» EXERCISE:
Gather the lines from the material that contain "page".

» EXERCISE MATERIAL:
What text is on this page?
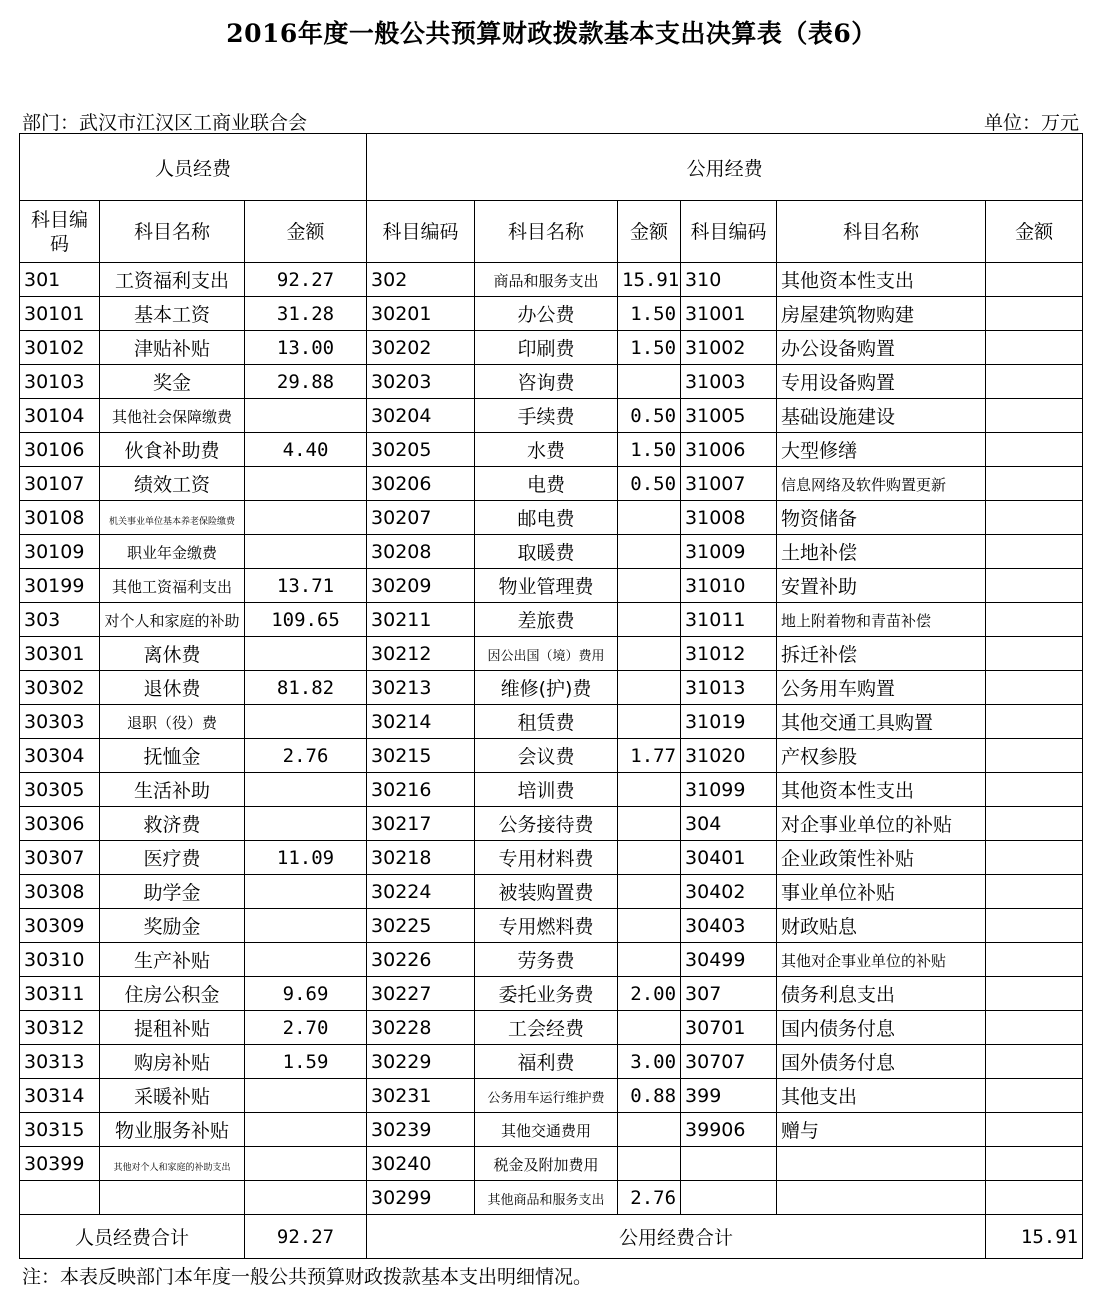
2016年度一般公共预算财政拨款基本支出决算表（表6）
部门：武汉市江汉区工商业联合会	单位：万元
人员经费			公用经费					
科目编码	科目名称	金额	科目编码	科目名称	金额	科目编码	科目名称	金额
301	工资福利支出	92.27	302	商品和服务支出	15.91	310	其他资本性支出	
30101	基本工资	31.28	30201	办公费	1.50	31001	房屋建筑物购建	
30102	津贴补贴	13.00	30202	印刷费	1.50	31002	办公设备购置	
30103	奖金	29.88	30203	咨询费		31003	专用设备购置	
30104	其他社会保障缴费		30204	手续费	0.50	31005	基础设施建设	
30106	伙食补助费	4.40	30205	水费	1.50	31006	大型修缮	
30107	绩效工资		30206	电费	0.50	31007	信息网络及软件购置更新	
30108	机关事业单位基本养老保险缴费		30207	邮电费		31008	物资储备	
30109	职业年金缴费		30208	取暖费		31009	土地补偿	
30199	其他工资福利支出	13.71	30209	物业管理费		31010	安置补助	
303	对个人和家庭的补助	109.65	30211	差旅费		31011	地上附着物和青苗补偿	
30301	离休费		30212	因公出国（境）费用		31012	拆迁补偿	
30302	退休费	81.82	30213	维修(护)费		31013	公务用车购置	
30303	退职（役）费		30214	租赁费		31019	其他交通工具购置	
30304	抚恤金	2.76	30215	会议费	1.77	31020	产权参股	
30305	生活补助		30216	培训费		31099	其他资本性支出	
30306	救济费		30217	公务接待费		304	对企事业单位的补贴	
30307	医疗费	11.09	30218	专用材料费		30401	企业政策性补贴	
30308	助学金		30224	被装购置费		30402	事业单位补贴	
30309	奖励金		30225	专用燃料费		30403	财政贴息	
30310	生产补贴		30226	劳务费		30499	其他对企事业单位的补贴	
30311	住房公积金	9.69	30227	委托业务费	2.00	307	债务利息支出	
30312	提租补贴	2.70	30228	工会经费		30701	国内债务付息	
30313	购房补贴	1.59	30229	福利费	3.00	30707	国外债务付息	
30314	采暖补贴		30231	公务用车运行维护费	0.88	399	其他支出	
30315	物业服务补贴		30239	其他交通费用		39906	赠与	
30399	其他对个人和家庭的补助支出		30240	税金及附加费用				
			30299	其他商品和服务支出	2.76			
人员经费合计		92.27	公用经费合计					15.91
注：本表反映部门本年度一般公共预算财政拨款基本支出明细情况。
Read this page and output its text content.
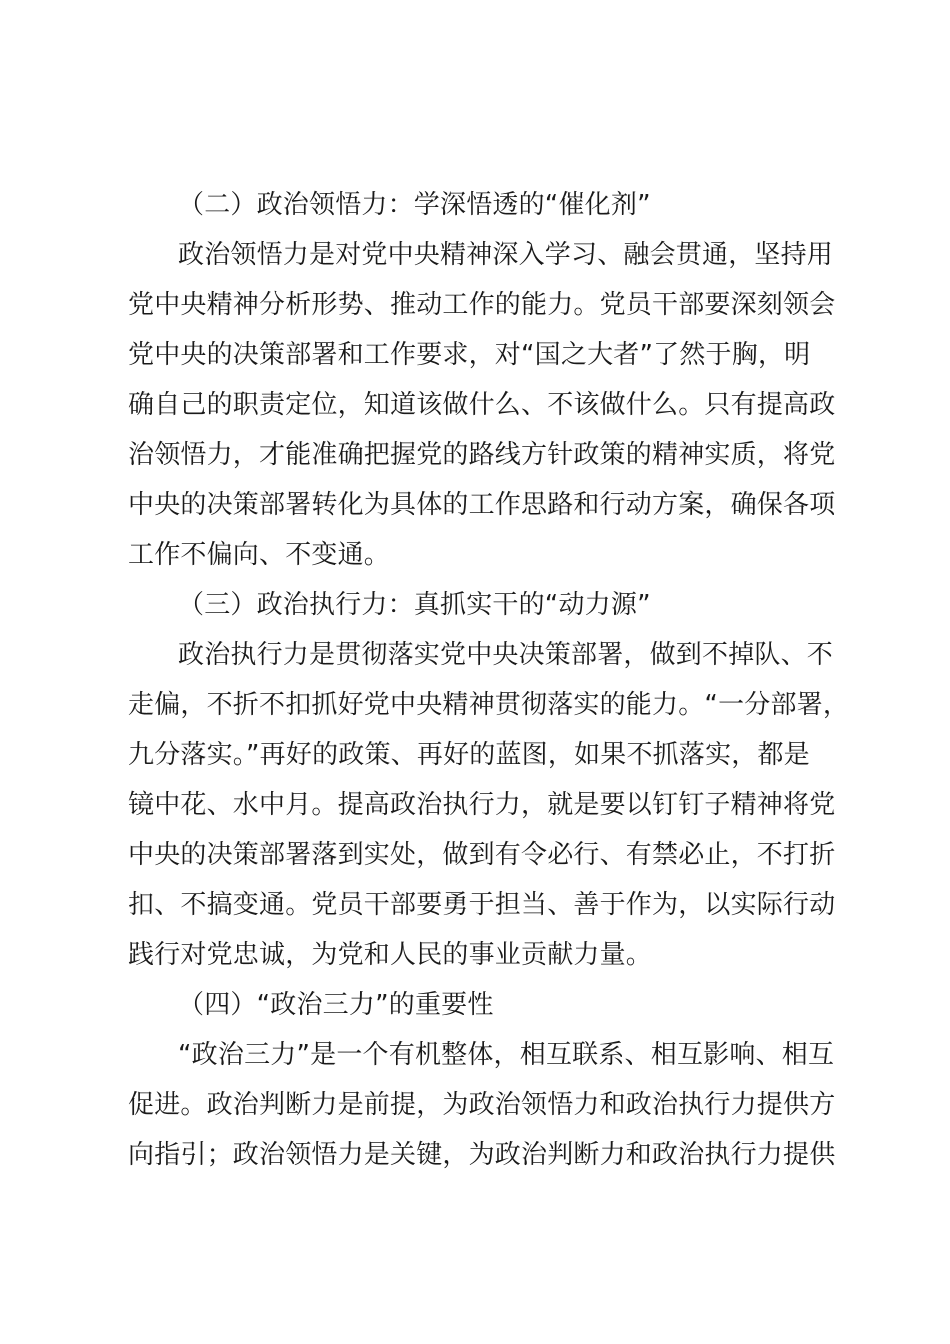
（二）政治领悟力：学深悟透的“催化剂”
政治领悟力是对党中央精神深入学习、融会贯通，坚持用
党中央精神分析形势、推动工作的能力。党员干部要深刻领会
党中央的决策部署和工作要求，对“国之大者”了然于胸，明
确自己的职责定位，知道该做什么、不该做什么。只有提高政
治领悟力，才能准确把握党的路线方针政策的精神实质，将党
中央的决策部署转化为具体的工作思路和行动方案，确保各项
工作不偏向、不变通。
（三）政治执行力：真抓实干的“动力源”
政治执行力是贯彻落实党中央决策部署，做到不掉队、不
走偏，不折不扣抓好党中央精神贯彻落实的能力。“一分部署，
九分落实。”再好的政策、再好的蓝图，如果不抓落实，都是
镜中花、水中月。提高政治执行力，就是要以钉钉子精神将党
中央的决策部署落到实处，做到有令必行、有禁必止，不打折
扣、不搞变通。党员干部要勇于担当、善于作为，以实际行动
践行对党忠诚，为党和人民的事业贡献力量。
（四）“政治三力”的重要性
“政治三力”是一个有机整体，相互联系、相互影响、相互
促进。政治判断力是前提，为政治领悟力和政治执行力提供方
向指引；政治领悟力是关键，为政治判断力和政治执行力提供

...

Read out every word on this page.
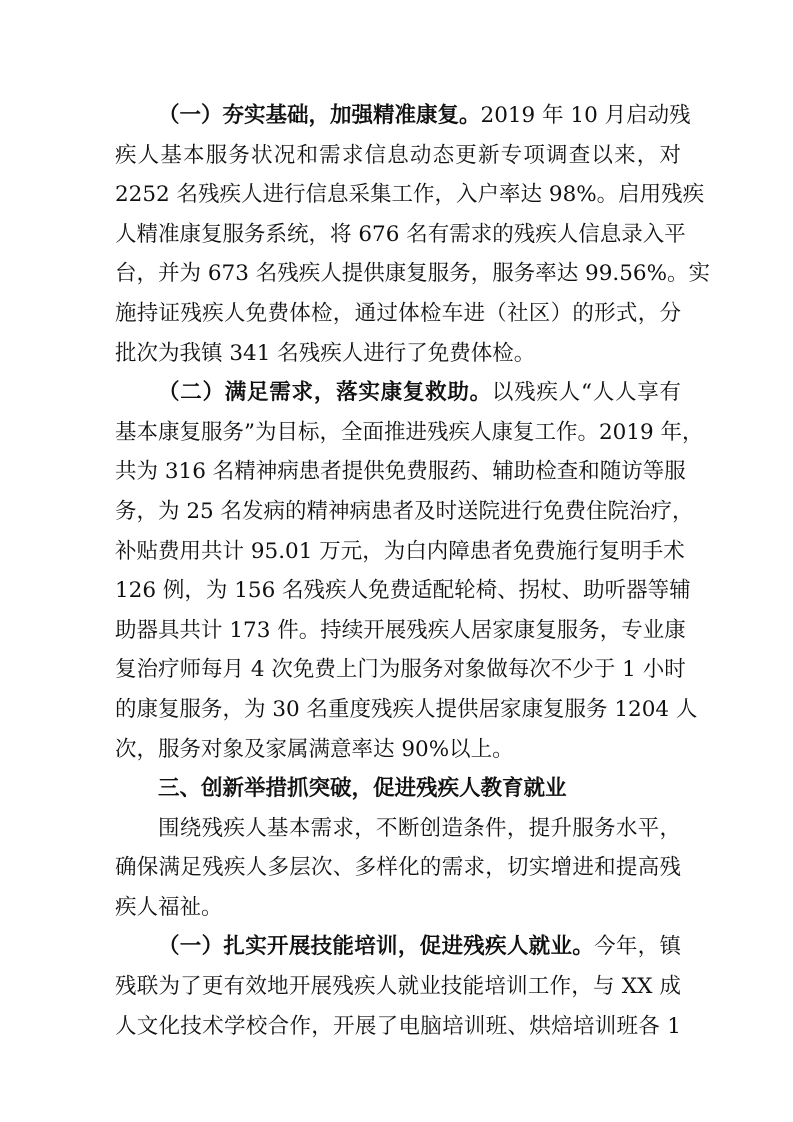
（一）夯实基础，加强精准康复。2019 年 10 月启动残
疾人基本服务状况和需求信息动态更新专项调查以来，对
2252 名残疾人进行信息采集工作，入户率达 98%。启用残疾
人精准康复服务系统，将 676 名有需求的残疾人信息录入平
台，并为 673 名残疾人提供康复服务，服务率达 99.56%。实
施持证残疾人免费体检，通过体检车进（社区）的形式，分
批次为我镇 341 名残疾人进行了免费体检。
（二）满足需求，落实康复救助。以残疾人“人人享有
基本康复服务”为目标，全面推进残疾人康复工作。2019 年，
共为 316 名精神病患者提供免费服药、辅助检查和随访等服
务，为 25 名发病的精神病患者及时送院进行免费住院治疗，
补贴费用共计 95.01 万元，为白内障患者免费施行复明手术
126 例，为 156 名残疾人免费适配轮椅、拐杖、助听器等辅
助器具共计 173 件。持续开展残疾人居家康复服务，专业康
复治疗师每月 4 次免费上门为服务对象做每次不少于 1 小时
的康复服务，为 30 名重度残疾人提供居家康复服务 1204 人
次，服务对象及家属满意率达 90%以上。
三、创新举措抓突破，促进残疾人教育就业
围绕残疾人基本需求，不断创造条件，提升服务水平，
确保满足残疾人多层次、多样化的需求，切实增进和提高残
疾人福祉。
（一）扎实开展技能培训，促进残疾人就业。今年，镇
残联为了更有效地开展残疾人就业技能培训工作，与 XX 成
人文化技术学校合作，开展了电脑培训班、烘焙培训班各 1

--

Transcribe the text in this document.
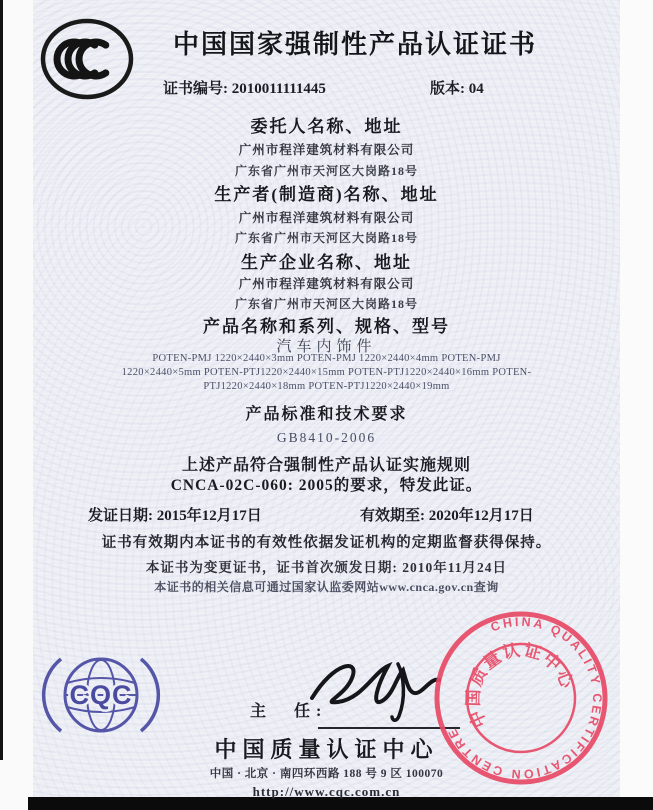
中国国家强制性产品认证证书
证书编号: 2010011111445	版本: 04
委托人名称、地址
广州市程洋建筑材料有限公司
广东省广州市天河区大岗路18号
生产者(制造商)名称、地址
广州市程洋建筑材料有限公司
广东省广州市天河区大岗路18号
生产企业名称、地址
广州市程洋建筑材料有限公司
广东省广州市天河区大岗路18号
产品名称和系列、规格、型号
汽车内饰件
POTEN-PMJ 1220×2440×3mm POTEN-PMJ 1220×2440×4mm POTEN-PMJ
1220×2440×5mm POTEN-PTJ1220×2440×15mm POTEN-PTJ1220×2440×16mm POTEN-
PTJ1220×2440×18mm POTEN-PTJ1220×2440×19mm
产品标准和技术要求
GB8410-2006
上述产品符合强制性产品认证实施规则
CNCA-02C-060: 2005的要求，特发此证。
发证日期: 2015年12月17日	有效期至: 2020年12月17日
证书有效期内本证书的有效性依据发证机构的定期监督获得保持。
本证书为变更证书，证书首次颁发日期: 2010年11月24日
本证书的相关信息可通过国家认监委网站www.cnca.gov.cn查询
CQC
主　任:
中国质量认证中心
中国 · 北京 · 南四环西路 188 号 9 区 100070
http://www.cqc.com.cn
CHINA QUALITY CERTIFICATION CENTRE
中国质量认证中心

» TASK ANSWER:
What text is on this page?
Read this page and output its text content.
Read out every word on this page.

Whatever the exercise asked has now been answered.